TASK DESCRIPTION: Set down, in full, every record in the block.

DATASET RECORDS:

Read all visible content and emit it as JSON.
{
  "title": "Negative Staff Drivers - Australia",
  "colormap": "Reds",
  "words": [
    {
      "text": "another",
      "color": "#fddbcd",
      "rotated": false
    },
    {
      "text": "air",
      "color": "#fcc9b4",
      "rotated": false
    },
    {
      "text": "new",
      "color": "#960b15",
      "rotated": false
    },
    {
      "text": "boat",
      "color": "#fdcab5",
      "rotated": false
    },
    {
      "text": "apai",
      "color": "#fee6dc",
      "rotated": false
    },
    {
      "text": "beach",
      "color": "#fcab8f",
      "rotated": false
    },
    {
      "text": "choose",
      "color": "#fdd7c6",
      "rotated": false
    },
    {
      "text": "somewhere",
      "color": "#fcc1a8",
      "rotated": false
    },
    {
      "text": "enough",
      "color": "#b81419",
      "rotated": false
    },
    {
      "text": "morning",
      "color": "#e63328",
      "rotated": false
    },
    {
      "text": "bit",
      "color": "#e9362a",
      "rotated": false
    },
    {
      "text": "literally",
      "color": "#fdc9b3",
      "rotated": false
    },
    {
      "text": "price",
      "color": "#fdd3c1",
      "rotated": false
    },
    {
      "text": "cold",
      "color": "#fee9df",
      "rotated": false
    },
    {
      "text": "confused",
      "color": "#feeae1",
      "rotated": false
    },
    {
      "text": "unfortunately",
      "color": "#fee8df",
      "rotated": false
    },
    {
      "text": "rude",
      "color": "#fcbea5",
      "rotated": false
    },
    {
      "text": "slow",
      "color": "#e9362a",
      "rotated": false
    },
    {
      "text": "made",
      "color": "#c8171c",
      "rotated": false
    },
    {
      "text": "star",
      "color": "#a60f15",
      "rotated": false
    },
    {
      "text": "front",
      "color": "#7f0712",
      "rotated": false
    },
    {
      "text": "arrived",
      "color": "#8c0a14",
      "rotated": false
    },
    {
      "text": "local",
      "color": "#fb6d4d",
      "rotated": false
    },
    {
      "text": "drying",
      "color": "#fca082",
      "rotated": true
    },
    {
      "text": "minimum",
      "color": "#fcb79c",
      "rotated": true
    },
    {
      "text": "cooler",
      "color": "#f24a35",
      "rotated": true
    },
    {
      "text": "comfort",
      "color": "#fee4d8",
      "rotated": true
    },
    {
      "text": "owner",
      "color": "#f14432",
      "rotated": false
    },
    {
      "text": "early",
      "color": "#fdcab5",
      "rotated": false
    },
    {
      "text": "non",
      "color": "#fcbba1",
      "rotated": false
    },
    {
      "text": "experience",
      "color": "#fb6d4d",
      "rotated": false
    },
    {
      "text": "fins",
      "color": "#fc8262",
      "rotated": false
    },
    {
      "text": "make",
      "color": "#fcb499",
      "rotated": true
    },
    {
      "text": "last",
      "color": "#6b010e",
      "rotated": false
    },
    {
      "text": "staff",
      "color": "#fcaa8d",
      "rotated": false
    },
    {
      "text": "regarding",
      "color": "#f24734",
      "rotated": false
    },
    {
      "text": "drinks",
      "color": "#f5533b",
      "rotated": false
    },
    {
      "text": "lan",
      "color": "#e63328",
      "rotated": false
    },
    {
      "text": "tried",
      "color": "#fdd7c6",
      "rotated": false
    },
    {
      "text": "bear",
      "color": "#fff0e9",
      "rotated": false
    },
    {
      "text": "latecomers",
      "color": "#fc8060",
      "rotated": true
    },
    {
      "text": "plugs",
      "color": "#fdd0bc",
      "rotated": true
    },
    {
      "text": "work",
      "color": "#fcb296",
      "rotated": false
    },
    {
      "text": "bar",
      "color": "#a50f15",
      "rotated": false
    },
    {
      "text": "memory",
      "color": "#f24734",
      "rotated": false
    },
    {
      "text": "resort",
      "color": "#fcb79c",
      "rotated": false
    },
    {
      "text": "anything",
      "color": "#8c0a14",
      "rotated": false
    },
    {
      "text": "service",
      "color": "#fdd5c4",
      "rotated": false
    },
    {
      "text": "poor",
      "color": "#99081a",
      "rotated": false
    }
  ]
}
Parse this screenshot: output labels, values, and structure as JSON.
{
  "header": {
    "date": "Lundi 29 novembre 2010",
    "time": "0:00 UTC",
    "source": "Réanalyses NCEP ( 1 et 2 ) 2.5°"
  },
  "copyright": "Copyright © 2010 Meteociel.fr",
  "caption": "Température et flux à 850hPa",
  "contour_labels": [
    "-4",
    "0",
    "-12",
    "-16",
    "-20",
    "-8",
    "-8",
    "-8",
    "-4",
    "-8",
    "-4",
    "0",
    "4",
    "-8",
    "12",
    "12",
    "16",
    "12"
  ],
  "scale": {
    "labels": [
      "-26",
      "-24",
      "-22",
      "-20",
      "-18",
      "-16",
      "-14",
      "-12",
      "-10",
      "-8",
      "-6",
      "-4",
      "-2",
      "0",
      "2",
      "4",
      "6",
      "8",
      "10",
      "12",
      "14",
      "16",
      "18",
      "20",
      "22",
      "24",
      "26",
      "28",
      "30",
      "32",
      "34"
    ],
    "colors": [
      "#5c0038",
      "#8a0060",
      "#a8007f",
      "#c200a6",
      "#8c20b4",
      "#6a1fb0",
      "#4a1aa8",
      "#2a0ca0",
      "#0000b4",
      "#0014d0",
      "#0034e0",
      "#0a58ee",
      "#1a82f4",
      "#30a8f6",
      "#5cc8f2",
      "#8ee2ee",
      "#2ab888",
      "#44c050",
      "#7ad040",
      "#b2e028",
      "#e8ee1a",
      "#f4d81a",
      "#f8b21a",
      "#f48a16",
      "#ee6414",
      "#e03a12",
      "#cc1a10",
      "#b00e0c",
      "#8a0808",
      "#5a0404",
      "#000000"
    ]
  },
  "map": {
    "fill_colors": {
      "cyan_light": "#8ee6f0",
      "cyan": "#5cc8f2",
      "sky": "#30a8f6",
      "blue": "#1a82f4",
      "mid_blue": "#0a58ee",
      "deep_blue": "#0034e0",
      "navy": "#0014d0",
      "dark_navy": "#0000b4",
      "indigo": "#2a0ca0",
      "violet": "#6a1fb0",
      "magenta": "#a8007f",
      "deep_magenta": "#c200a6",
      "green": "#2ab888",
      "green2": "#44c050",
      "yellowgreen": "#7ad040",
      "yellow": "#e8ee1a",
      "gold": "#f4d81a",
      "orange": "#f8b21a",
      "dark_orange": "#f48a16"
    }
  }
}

ANSWER TO THIS TASK:
Read all visible content and emit it as JSON.
{
  "title": "Negative Staff Drivers - Australia",
  "colormap": "Reds",
  "words": [
    {
      "text": "another",
      "color": "#fddbcd",
      "rotated": false
    },
    {
      "text": "air",
      "color": "#fcc9b4",
      "rotated": false
    },
    {
      "text": "new",
      "color": "#960b15",
      "rotated": false
    },
    {
      "text": "boat",
      "color": "#fdcab5",
      "rotated": false
    },
    {
      "text": "apai",
      "color": "#fee6dc",
      "rotated": false
    },
    {
      "text": "beach",
      "color": "#fcab8f",
      "rotated": false
    },
    {
      "text": "choose",
      "color": "#fdd7c6",
      "rotated": false
    },
    {
      "text": "somewhere",
      "color": "#fcc1a8",
      "rotated": false
    },
    {
      "text": "enough",
      "color": "#b81419",
      "rotated": false
    },
    {
      "text": "morning",
      "color": "#e63328",
      "rotated": false
    },
    {
      "text": "bit",
      "color": "#e9362a",
      "rotated": false
    },
    {
      "text": "literally",
      "color": "#fdc9b3",
      "rotated": false
    },
    {
      "text": "price",
      "color": "#fdd3c1",
      "rotated": false
    },
    {
      "text": "cold",
      "color": "#fee9df",
      "rotated": false
    },
    {
      "text": "confused",
      "color": "#feeae1",
      "rotated": false
    },
    {
      "text": "unfortunately",
      "color": "#fee8df",
      "rotated": false
    },
    {
      "text": "rude",
      "color": "#fcbea5",
      "rotated": false
    },
    {
      "text": "slow",
      "color": "#e9362a",
      "rotated": false
    },
    {
      "text": "made",
      "color": "#c8171c",
      "rotated": false
    },
    {
      "text": "star",
      "color": "#a60f15",
      "rotated": false
    },
    {
      "text": "front",
      "color": "#7f0712",
      "rotated": false
    },
    {
      "text": "arrived",
      "color": "#8c0a14",
      "rotated": false
    },
    {
      "text": "local",
      "color": "#fb6d4d",
      "rotated": false
    },
    {
      "text": "drying",
      "color": "#fca082",
      "rotated": true
    },
    {
      "text": "minimum",
      "color": "#fcb79c",
      "rotated": true
    },
    {
      "text": "cooler",
      "color": "#f24a35",
      "rotated": true
    },
    {
      "text": "comfort",
      "color": "#fee4d8",
      "rotated": true
    },
    {
      "text": "owner",
      "color": "#f14432",
      "rotated": false
    },
    {
      "text": "early",
      "color": "#fdcab5",
      "rotated": false
    },
    {
      "text": "non",
      "color": "#fcbba1",
      "rotated": false
    },
    {
      "text": "experience",
      "color": "#fb6d4d",
      "rotated": false
    },
    {
      "text": "fins",
      "color": "#fc8262",
      "rotated": false
    },
    {
      "text": "make",
      "color": "#fcb499",
      "rotated": true
    },
    {
      "text": "last",
      "color": "#6b010e",
      "rotated": false
    },
    {
      "text": "staff",
      "color": "#fcaa8d",
      "rotated": false
    },
    {
      "text": "regarding",
      "color": "#f24734",
      "rotated": false
    },
    {
      "text": "drinks",
      "color": "#f5533b",
      "rotated": false
    },
    {
      "text": "lan",
      "color": "#e63328",
      "rotated": false
    },
    {
      "text": "tried",
      "color": "#fdd7c6",
      "rotated": false
    },
    {
      "text": "bear",
      "color": "#fff0e9",
      "rotated": false
    },
    {
      "text": "latecomers",
      "color": "#fc8060",
      "rotated": true
    },
    {
      "text": "plugs",
      "color": "#fdd0bc",
      "rotated": true
    },
    {
      "text": "work",
      "color": "#fcb296",
      "rotated": false
    },
    {
      "text": "bar",
      "color": "#a50f15",
      "rotated": false
    },
    {
      "text": "memory",
      "color": "#f24734",
      "rotated": false
    },
    {
      "text": "resort",
      "color": "#fcb79c",
      "rotated": false
    },
    {
      "text": "anything",
      "color": "#8c0a14",
      "rotated": false
    },
    {
      "text": "service",
      "color": "#fdd5c4",
      "rotated": false
    },
    {
      "text": "poor",
      "color": "#99081a",
      "rotated": false
    }
  ]
}
Parse this screenshot: output labels, values, and structure as JSON.
{
  "header": {
    "date": "Lundi 29 novembre 2010",
    "time": "0:00 UTC",
    "source": "Réanalyses NCEP ( 1 et 2 ) 2.5°"
  },
  "copyright": "Copyright © 2010 Meteociel.fr",
  "caption": "Température et flux à 850hPa",
  "contour_labels": [
    "-4",
    "0",
    "-12",
    "-16",
    "-20",
    "-8",
    "-8",
    "-8",
    "-4",
    "-8",
    "-4",
    "0",
    "4",
    "-8",
    "12",
    "12",
    "16",
    "12"
  ],
  "scale": {
    "labels": [
      "-26",
      "-24",
      "-22",
      "-20",
      "-18",
      "-16",
      "-14",
      "-12",
      "-10",
      "-8",
      "-6",
      "-4",
      "-2",
      "0",
      "2",
      "4",
      "6",
      "8",
      "10",
      "12",
      "14",
      "16",
      "18",
      "20",
      "22",
      "24",
      "26",
      "28",
      "30",
      "32",
      "34"
    ],
    "colors": [
      "#5c0038",
      "#8a0060",
      "#a8007f",
      "#c200a6",
      "#8c20b4",
      "#6a1fb0",
      "#4a1aa8",
      "#2a0ca0",
      "#0000b4",
      "#0014d0",
      "#0034e0",
      "#0a58ee",
      "#1a82f4",
      "#30a8f6",
      "#5cc8f2",
      "#8ee2ee",
      "#2ab888",
      "#44c050",
      "#7ad040",
      "#b2e028",
      "#e8ee1a",
      "#f4d81a",
      "#f8b21a",
      "#f48a16",
      "#ee6414",
      "#e03a12",
      "#cc1a10",
      "#b00e0c",
      "#8a0808",
      "#5a0404",
      "#000000"
    ]
  },
  "map": {
    "fill_colors": {
      "cyan_light": "#8ee6f0",
      "cyan": "#5cc8f2",
      "sky": "#30a8f6",
      "blue": "#1a82f4",
      "mid_blue": "#0a58ee",
      "deep_blue": "#0034e0",
      "navy": "#0014d0",
      "dark_navy": "#0000b4",
      "indigo": "#2a0ca0",
      "violet": "#6a1fb0",
      "magenta": "#a8007f",
      "deep_magenta": "#c200a6",
      "green": "#2ab888",
      "green2": "#44c050",
      "yellowgreen": "#7ad040",
      "yellow": "#e8ee1a",
      "gold": "#f4d81a",
      "orange": "#f8b21a",
      "dark_orange": "#f48a16"
    }
  }
}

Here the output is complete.